-- Directions --
Go through the data below and gather each line containing "Catálogo".

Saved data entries

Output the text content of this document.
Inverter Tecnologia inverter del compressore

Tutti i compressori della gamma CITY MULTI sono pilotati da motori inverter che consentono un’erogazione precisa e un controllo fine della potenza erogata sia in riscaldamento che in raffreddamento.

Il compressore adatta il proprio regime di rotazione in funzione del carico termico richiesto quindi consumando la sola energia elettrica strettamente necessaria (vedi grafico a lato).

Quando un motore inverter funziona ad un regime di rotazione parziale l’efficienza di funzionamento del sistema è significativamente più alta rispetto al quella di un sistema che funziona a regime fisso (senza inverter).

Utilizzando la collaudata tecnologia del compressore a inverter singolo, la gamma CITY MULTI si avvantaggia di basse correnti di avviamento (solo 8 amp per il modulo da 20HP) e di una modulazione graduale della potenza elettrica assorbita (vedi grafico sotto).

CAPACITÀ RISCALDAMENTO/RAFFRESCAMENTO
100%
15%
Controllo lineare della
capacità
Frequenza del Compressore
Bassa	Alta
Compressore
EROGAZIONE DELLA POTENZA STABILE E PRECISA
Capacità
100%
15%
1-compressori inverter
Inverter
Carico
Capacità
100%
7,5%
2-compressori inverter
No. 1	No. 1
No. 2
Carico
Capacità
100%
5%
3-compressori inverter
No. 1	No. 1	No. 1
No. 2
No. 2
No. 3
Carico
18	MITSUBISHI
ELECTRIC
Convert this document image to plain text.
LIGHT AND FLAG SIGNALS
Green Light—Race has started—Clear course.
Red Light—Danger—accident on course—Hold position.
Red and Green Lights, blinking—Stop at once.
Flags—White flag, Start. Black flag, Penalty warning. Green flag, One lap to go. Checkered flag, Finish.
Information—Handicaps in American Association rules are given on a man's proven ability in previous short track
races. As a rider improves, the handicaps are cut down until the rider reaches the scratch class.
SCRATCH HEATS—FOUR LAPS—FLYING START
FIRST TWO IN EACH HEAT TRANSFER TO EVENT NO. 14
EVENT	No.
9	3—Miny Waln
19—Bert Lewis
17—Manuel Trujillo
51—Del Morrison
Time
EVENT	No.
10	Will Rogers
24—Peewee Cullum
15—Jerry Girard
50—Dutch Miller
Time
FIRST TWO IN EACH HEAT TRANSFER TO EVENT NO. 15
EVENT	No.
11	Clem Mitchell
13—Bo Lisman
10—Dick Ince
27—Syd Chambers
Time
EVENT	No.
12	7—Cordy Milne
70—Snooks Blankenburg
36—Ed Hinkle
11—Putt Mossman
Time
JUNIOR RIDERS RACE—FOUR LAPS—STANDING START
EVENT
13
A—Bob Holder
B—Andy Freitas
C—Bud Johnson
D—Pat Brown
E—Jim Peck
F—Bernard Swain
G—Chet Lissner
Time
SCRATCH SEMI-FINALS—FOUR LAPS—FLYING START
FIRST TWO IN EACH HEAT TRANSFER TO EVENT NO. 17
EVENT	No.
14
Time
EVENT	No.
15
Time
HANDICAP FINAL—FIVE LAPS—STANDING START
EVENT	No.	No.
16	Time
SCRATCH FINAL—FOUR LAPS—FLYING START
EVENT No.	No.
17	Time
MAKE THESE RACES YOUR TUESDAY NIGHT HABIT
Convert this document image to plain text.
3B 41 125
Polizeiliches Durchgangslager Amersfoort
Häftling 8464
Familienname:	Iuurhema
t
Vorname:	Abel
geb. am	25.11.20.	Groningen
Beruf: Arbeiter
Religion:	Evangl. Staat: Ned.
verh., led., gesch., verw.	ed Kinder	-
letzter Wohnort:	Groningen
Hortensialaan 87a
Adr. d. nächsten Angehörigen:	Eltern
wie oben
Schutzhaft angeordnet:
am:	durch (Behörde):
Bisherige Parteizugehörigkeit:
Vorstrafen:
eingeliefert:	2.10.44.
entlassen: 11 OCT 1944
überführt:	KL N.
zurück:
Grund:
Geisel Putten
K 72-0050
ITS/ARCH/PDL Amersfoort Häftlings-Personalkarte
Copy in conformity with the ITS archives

...

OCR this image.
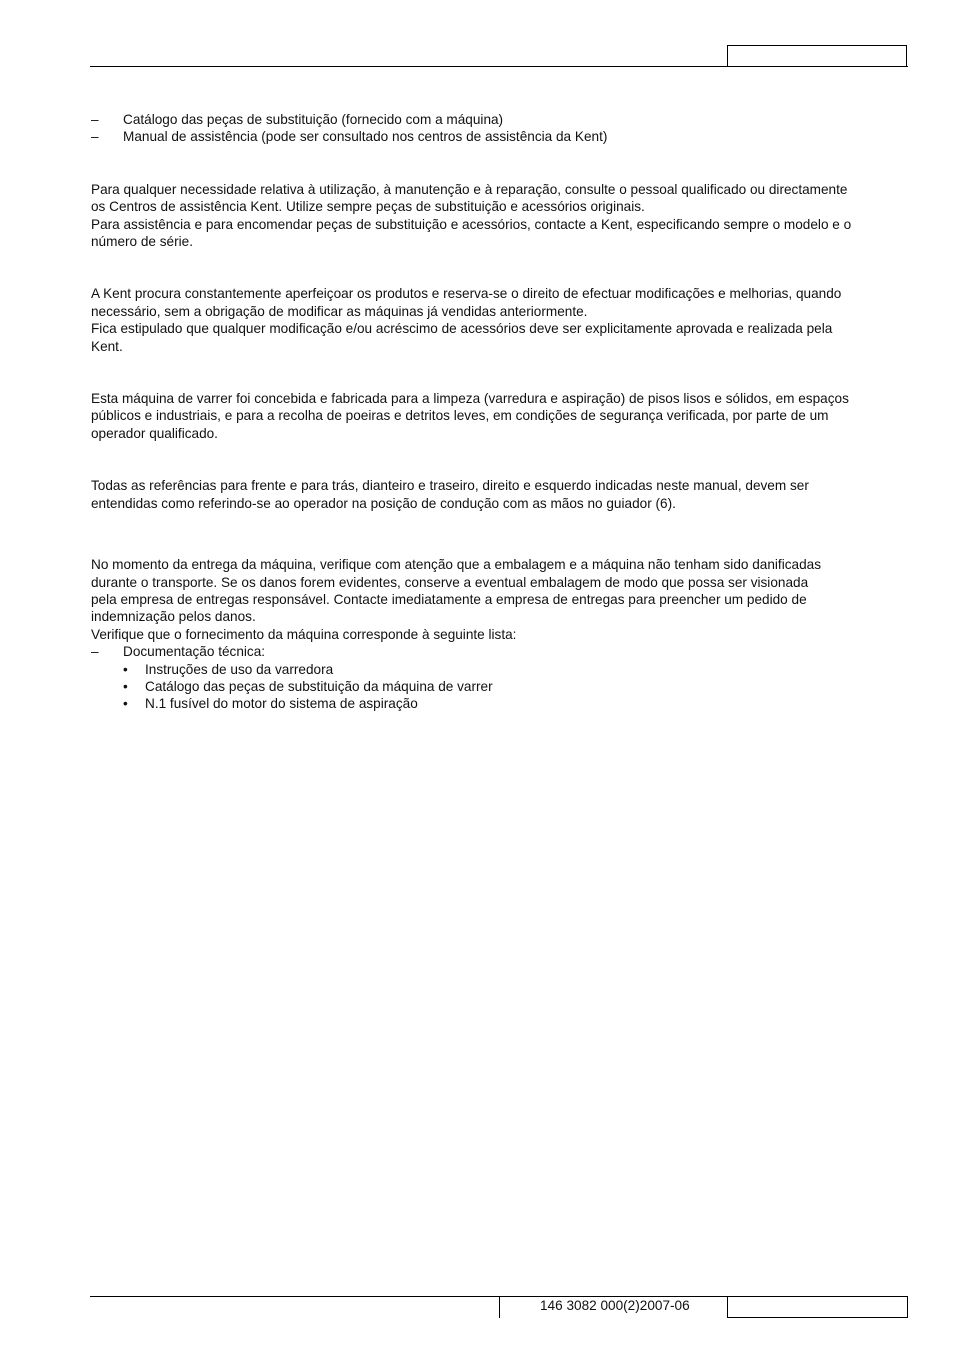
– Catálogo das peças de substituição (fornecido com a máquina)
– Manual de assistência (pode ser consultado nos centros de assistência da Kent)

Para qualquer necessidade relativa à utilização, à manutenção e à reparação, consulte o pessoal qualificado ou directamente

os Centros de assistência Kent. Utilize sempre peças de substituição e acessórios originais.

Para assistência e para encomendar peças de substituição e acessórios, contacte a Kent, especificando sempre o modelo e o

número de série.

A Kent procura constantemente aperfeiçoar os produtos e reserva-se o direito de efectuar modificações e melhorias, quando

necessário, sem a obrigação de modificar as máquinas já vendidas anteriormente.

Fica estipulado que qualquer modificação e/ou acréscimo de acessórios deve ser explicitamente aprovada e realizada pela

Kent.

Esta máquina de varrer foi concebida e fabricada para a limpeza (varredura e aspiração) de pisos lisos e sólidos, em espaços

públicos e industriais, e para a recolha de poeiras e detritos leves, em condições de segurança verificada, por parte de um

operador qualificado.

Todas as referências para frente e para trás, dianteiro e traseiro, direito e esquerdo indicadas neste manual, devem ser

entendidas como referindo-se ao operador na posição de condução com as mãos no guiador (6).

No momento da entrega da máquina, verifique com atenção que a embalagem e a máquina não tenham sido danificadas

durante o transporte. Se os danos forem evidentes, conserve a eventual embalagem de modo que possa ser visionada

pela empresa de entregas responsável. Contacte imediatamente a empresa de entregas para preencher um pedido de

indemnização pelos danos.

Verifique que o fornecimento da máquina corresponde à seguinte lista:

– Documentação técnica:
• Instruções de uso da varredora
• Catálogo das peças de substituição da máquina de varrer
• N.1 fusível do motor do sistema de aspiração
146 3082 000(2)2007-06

-- Solution to this problem --
– Catálogo das peças de substituição (fornecido com a máquina)
• Catálogo das peças de substituição da máquina de varrer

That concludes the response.